Request:
Extract every line below, verbatim.

Dataset records:

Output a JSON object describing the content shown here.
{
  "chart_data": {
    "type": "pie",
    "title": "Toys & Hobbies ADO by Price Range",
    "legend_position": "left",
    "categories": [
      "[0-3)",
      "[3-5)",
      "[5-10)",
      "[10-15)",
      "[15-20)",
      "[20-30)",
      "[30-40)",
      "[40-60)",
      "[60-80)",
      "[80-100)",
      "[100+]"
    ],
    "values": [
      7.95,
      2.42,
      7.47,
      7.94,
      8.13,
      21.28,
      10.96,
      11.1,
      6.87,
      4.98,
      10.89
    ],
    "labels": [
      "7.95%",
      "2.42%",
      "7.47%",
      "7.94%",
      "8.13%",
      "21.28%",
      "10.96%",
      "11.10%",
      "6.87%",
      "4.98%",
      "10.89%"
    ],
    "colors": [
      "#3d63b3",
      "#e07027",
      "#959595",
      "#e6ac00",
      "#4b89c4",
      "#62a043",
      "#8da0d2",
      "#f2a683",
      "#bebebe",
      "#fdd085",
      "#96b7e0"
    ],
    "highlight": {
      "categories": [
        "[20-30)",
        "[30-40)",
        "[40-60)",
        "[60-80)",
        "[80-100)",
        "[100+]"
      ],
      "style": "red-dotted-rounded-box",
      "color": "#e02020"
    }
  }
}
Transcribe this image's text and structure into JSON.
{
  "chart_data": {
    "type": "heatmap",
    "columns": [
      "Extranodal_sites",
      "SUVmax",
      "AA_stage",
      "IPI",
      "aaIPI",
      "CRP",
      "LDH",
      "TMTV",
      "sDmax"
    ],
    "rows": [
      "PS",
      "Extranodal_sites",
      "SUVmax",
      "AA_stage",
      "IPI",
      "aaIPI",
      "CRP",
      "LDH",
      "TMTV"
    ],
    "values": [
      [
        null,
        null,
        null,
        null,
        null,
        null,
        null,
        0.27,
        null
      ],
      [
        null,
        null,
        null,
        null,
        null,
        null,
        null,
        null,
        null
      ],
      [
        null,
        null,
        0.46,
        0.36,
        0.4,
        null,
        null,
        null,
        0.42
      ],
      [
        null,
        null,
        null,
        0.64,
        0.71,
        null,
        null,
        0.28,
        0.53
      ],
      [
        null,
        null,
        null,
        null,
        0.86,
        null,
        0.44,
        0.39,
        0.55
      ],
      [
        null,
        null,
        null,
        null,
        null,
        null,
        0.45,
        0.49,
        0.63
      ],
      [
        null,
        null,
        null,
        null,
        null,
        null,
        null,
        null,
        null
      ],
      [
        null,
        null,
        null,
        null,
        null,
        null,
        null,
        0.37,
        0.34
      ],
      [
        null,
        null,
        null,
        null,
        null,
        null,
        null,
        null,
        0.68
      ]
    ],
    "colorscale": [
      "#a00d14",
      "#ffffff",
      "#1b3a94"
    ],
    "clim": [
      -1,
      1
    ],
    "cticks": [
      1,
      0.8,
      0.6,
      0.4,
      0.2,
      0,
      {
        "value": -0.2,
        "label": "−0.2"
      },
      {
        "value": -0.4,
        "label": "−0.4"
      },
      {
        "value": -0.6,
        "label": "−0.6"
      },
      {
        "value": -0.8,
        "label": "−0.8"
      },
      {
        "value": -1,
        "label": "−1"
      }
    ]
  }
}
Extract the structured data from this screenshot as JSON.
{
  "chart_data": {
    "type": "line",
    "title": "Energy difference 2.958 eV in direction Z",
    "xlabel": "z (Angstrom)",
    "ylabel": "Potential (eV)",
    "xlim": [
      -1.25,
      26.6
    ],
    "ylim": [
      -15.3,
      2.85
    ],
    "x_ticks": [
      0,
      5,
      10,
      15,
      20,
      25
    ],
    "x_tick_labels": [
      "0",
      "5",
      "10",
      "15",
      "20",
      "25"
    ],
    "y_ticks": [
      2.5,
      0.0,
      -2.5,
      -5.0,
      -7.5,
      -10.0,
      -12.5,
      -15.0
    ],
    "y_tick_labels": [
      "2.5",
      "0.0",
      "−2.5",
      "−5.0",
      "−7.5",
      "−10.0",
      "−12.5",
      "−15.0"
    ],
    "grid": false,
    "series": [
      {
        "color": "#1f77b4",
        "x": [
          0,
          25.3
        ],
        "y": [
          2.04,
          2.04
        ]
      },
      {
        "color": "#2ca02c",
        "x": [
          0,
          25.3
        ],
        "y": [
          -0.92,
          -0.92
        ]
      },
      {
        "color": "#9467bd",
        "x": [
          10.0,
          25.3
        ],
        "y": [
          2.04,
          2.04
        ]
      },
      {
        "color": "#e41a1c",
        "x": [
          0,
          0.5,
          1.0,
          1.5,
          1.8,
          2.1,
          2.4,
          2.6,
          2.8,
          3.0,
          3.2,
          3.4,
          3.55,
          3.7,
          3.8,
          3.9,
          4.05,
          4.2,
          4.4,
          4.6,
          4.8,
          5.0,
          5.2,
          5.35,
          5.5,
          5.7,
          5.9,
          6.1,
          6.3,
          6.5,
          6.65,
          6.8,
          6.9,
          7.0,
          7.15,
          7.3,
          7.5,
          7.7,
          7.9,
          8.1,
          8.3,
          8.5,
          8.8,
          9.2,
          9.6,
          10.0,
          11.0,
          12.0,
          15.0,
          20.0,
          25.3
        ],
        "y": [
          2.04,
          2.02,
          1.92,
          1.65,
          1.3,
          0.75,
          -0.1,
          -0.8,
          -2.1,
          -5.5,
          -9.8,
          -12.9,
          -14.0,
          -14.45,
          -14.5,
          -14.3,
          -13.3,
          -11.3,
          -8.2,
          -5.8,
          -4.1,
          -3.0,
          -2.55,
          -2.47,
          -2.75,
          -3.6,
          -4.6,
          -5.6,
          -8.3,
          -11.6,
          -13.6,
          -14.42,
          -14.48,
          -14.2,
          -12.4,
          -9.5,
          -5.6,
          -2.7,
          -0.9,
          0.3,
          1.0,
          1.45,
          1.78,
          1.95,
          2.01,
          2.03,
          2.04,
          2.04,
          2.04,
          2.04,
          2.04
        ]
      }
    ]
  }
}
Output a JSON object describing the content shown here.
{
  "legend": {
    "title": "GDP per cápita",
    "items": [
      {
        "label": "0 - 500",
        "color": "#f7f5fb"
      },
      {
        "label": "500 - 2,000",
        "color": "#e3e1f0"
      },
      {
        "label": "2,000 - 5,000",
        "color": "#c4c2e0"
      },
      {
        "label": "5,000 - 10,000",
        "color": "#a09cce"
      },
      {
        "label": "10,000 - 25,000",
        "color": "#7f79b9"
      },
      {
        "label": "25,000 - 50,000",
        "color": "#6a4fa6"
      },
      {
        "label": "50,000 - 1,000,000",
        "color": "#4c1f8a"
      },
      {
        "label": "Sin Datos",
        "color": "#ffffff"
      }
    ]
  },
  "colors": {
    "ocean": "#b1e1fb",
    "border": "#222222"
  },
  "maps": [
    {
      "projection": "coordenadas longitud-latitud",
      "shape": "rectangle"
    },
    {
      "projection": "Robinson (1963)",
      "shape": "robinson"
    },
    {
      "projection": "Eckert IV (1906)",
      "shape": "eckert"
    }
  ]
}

Reply to the task:
Output a JSON object describing the content shown here.
{
  "chart_data": {
    "type": "pie",
    "title": "Toys & Hobbies ADO by Price Range",
    "legend_position": "left",
    "categories": [
      "[0-3)",
      "[3-5)",
      "[5-10)",
      "[10-15)",
      "[15-20)",
      "[20-30)",
      "[30-40)",
      "[40-60)",
      "[60-80)",
      "[80-100)",
      "[100+]"
    ],
    "values": [
      7.95,
      2.42,
      7.47,
      7.94,
      8.13,
      21.28,
      10.96,
      11.1,
      6.87,
      4.98,
      10.89
    ],
    "labels": [
      "7.95%",
      "2.42%",
      "7.47%",
      "7.94%",
      "8.13%",
      "21.28%",
      "10.96%",
      "11.10%",
      "6.87%",
      "4.98%",
      "10.89%"
    ],
    "colors": [
      "#3d63b3",
      "#e07027",
      "#959595",
      "#e6ac00",
      "#4b89c4",
      "#62a043",
      "#8da0d2",
      "#f2a683",
      "#bebebe",
      "#fdd085",
      "#96b7e0"
    ],
    "highlight": {
      "categories": [
        "[20-30)",
        "[30-40)",
        "[40-60)",
        "[60-80)",
        "[80-100)",
        "[100+]"
      ],
      "style": "red-dotted-rounded-box",
      "color": "#e02020"
    }
  }
}
Transcribe this image's text and structure into JSON.
{
  "chart_data": {
    "type": "heatmap",
    "columns": [
      "Extranodal_sites",
      "SUVmax",
      "AA_stage",
      "IPI",
      "aaIPI",
      "CRP",
      "LDH",
      "TMTV",
      "sDmax"
    ],
    "rows": [
      "PS",
      "Extranodal_sites",
      "SUVmax",
      "AA_stage",
      "IPI",
      "aaIPI",
      "CRP",
      "LDH",
      "TMTV"
    ],
    "values": [
      [
        null,
        null,
        null,
        null,
        null,
        null,
        null,
        0.27,
        null
      ],
      [
        null,
        null,
        null,
        null,
        null,
        null,
        null,
        null,
        null
      ],
      [
        null,
        null,
        0.46,
        0.36,
        0.4,
        null,
        null,
        null,
        0.42
      ],
      [
        null,
        null,
        null,
        0.64,
        0.71,
        null,
        null,
        0.28,
        0.53
      ],
      [
        null,
        null,
        null,
        null,
        0.86,
        null,
        0.44,
        0.39,
        0.55
      ],
      [
        null,
        null,
        null,
        null,
        null,
        null,
        0.45,
        0.49,
        0.63
      ],
      [
        null,
        null,
        null,
        null,
        null,
        null,
        null,
        null,
        null
      ],
      [
        null,
        null,
        null,
        null,
        null,
        null,
        null,
        0.37,
        0.34
      ],
      [
        null,
        null,
        null,
        null,
        null,
        null,
        null,
        null,
        0.68
      ]
    ],
    "colorscale": [
      "#a00d14",
      "#ffffff",
      "#1b3a94"
    ],
    "clim": [
      -1,
      1
    ],
    "cticks": [
      1,
      0.8,
      0.6,
      0.4,
      0.2,
      0,
      {
        "value": -0.2,
        "label": "−0.2"
      },
      {
        "value": -0.4,
        "label": "−0.4"
      },
      {
        "value": -0.6,
        "label": "−0.6"
      },
      {
        "value": -0.8,
        "label": "−0.8"
      },
      {
        "value": -1,
        "label": "−1"
      }
    ]
  }
}
Extract the structured data from this screenshot as JSON.
{
  "chart_data": {
    "type": "line",
    "title": "Energy difference 2.958 eV in direction Z",
    "xlabel": "z (Angstrom)",
    "ylabel": "Potential (eV)",
    "xlim": [
      -1.25,
      26.6
    ],
    "ylim": [
      -15.3,
      2.85
    ],
    "x_ticks": [
      0,
      5,
      10,
      15,
      20,
      25
    ],
    "x_tick_labels": [
      "0",
      "5",
      "10",
      "15",
      "20",
      "25"
    ],
    "y_ticks": [
      2.5,
      0.0,
      -2.5,
      -5.0,
      -7.5,
      -10.0,
      -12.5,
      -15.0
    ],
    "y_tick_labels": [
      "2.5",
      "0.0",
      "−2.5",
      "−5.0",
      "−7.5",
      "−10.0",
      "−12.5",
      "−15.0"
    ],
    "grid": false,
    "series": [
      {
        "color": "#1f77b4",
        "x": [
          0,
          25.3
        ],
        "y": [
          2.04,
          2.04
        ]
      },
      {
        "color": "#2ca02c",
        "x": [
          0,
          25.3
        ],
        "y": [
          -0.92,
          -0.92
        ]
      },
      {
        "color": "#9467bd",
        "x": [
          10.0,
          25.3
        ],
        "y": [
          2.04,
          2.04
        ]
      },
      {
        "color": "#e41a1c",
        "x": [
          0,
          0.5,
          1.0,
          1.5,
          1.8,
          2.1,
          2.4,
          2.6,
          2.8,
          3.0,
          3.2,
          3.4,
          3.55,
          3.7,
          3.8,
          3.9,
          4.05,
          4.2,
          4.4,
          4.6,
          4.8,
          5.0,
          5.2,
          5.35,
          5.5,
          5.7,
          5.9,
          6.1,
          6.3,
          6.5,
          6.65,
          6.8,
          6.9,
          7.0,
          7.15,
          7.3,
          7.5,
          7.7,
          7.9,
          8.1,
          8.3,
          8.5,
          8.8,
          9.2,
          9.6,
          10.0,
          11.0,
          12.0,
          15.0,
          20.0,
          25.3
        ],
        "y": [
          2.04,
          2.02,
          1.92,
          1.65,
          1.3,
          0.75,
          -0.1,
          -0.8,
          -2.1,
          -5.5,
          -9.8,
          -12.9,
          -14.0,
          -14.45,
          -14.5,
          -14.3,
          -13.3,
          -11.3,
          -8.2,
          -5.8,
          -4.1,
          -3.0,
          -2.55,
          -2.47,
          -2.75,
          -3.6,
          -4.6,
          -5.6,
          -8.3,
          -11.6,
          -13.6,
          -14.42,
          -14.48,
          -14.2,
          -12.4,
          -9.5,
          -5.6,
          -2.7,
          -0.9,
          0.3,
          1.0,
          1.45,
          1.78,
          1.95,
          2.01,
          2.03,
          2.04,
          2.04,
          2.04,
          2.04,
          2.04
        ]
      }
    ]
  }
}
Output a JSON object describing the content shown here.
{
  "legend": {
    "title": "GDP per cápita",
    "items": [
      {
        "label": "0 - 500",
        "color": "#f7f5fb"
      },
      {
        "label": "500 - 2,000",
        "color": "#e3e1f0"
      },
      {
        "label": "2,000 - 5,000",
        "color": "#c4c2e0"
      },
      {
        "label": "5,000 - 10,000",
        "color": "#a09cce"
      },
      {
        "label": "10,000 - 25,000",
        "color": "#7f79b9"
      },
      {
        "label": "25,000 - 50,000",
        "color": "#6a4fa6"
      },
      {
        "label": "50,000 - 1,000,000",
        "color": "#4c1f8a"
      },
      {
        "label": "Sin Datos",
        "color": "#ffffff"
      }
    ]
  },
  "colors": {
    "ocean": "#b1e1fb",
    "border": "#222222"
  },
  "maps": [
    {
      "projection": "coordenadas longitud-latitud",
      "shape": "rectangle"
    },
    {
      "projection": "Robinson (1963)",
      "shape": "robinson"
    },
    {
      "projection": "Eckert IV (1906)",
      "shape": "eckert"
    }
  ]
}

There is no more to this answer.